> [Task description]: Gather every line in the records below that contains the string "caption", and copy each one in full.

> [Records for the exercise]:

- - -

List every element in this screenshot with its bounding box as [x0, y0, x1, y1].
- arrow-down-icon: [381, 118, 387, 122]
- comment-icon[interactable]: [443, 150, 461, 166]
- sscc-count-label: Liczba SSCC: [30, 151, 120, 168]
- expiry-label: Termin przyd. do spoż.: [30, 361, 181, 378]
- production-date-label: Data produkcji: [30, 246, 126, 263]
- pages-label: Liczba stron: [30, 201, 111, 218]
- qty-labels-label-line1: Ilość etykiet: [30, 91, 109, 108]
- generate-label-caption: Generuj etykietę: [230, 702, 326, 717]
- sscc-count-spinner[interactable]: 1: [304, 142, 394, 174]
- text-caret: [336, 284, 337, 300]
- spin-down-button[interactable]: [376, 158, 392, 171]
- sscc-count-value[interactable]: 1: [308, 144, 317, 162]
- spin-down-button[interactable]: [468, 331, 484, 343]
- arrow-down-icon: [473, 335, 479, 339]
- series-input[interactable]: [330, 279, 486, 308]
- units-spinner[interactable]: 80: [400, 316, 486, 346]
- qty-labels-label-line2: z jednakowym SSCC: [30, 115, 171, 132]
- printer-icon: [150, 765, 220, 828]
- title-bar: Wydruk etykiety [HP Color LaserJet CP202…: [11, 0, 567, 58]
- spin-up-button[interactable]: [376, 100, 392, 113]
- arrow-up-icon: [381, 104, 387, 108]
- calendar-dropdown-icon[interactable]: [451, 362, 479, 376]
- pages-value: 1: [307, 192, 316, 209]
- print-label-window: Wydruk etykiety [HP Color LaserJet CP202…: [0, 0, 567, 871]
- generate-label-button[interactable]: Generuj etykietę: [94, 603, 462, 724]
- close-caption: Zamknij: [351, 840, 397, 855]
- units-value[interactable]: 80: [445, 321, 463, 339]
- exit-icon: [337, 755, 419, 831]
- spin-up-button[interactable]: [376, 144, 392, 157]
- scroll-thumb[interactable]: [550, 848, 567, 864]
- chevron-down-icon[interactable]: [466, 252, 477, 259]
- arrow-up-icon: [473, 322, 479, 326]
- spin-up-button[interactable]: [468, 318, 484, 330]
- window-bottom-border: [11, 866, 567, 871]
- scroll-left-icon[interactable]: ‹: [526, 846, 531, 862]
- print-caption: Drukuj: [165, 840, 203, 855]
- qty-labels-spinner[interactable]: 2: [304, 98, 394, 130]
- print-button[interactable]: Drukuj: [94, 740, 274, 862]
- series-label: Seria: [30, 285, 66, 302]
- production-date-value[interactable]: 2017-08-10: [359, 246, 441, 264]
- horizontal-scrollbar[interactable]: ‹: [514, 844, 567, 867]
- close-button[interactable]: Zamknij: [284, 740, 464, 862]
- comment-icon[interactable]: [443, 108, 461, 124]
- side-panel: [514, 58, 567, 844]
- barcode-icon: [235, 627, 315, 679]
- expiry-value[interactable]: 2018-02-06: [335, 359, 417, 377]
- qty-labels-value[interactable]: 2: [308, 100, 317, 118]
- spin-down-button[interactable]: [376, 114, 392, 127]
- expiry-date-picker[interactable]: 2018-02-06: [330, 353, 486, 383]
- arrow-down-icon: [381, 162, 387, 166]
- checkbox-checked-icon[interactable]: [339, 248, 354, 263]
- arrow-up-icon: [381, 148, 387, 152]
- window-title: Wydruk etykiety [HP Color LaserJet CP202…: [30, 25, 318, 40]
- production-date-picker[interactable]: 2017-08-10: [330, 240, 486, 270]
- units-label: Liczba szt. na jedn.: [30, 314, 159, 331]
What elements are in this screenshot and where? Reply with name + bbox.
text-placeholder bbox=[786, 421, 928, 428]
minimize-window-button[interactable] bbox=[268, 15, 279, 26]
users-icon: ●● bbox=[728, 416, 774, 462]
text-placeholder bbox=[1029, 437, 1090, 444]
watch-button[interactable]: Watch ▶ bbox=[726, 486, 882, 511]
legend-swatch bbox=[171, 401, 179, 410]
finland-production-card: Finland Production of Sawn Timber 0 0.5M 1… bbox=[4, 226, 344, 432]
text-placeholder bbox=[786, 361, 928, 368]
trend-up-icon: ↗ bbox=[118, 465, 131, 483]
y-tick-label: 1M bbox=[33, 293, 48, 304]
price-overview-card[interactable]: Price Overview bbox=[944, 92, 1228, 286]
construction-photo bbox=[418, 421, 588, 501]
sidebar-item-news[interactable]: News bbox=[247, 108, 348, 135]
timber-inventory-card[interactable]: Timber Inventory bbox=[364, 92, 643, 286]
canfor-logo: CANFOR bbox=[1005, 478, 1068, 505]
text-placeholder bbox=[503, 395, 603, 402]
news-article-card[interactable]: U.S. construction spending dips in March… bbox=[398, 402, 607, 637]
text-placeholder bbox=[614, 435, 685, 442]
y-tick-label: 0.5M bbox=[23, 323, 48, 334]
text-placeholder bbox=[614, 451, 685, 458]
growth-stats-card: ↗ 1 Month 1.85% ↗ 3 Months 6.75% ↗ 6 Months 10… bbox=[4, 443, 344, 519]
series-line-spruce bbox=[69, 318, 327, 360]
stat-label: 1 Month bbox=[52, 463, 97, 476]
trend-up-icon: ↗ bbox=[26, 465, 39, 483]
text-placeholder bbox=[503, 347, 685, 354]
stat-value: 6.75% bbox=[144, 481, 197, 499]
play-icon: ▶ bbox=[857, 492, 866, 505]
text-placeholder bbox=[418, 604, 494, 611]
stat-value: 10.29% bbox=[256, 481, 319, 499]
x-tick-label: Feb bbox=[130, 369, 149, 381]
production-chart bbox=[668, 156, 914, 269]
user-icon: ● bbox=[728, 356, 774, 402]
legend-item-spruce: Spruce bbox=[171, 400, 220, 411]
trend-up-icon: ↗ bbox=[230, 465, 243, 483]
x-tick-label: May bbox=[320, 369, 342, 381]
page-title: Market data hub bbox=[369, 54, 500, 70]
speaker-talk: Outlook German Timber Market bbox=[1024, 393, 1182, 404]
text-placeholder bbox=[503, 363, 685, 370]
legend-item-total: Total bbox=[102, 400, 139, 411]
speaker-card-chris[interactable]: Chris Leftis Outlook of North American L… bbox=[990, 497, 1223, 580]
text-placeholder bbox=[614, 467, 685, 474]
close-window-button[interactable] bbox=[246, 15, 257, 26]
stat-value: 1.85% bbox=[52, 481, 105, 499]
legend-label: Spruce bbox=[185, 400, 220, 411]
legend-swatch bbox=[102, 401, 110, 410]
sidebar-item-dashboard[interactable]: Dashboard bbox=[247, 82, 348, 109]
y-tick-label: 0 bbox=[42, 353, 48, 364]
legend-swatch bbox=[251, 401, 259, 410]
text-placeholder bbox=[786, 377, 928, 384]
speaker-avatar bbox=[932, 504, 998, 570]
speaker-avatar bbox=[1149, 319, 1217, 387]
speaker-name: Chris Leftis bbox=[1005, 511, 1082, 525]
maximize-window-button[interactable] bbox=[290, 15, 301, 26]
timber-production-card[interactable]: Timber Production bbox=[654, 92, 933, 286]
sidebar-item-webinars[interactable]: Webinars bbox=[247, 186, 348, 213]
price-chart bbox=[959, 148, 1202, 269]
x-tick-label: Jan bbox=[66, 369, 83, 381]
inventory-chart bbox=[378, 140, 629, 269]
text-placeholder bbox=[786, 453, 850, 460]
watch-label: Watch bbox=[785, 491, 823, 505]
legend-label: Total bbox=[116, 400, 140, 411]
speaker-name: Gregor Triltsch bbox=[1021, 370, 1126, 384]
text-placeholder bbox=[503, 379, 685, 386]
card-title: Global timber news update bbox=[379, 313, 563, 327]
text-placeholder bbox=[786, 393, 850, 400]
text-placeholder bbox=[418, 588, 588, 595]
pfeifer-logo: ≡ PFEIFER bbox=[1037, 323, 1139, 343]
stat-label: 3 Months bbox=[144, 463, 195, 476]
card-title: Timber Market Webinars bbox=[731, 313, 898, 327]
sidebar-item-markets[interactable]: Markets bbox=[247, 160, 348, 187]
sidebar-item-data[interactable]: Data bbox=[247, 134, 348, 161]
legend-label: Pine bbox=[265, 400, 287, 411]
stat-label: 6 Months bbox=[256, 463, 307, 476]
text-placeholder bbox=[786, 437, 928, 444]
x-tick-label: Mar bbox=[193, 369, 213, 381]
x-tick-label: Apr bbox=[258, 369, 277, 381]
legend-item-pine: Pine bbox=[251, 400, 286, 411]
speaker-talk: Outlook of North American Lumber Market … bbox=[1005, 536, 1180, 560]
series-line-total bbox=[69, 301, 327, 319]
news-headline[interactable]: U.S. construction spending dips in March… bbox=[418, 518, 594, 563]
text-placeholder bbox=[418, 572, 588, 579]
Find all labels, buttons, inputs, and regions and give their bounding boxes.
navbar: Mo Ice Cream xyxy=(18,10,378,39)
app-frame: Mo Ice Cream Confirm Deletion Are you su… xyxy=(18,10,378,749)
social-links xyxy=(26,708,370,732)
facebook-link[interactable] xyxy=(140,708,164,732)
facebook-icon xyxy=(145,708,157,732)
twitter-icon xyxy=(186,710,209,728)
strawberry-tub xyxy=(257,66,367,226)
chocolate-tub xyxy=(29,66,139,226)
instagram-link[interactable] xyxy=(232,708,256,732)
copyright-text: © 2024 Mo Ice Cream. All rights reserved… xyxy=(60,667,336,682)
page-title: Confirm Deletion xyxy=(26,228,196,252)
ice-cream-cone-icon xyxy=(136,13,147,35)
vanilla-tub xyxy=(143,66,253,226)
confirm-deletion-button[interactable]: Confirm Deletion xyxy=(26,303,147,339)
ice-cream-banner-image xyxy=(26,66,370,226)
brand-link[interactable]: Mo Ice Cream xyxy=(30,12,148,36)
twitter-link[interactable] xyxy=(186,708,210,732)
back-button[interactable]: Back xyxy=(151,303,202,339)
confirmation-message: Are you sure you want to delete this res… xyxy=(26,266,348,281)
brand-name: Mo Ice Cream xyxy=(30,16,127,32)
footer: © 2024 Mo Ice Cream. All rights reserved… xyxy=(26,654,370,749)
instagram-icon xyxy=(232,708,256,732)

- - -

> [Response to this task]:
- generate-label-caption: Generuj etykietę: [230, 702, 326, 717]
- close-caption: Zamknij: [351, 840, 397, 855]
- print-caption: Drukuj: [165, 840, 203, 855]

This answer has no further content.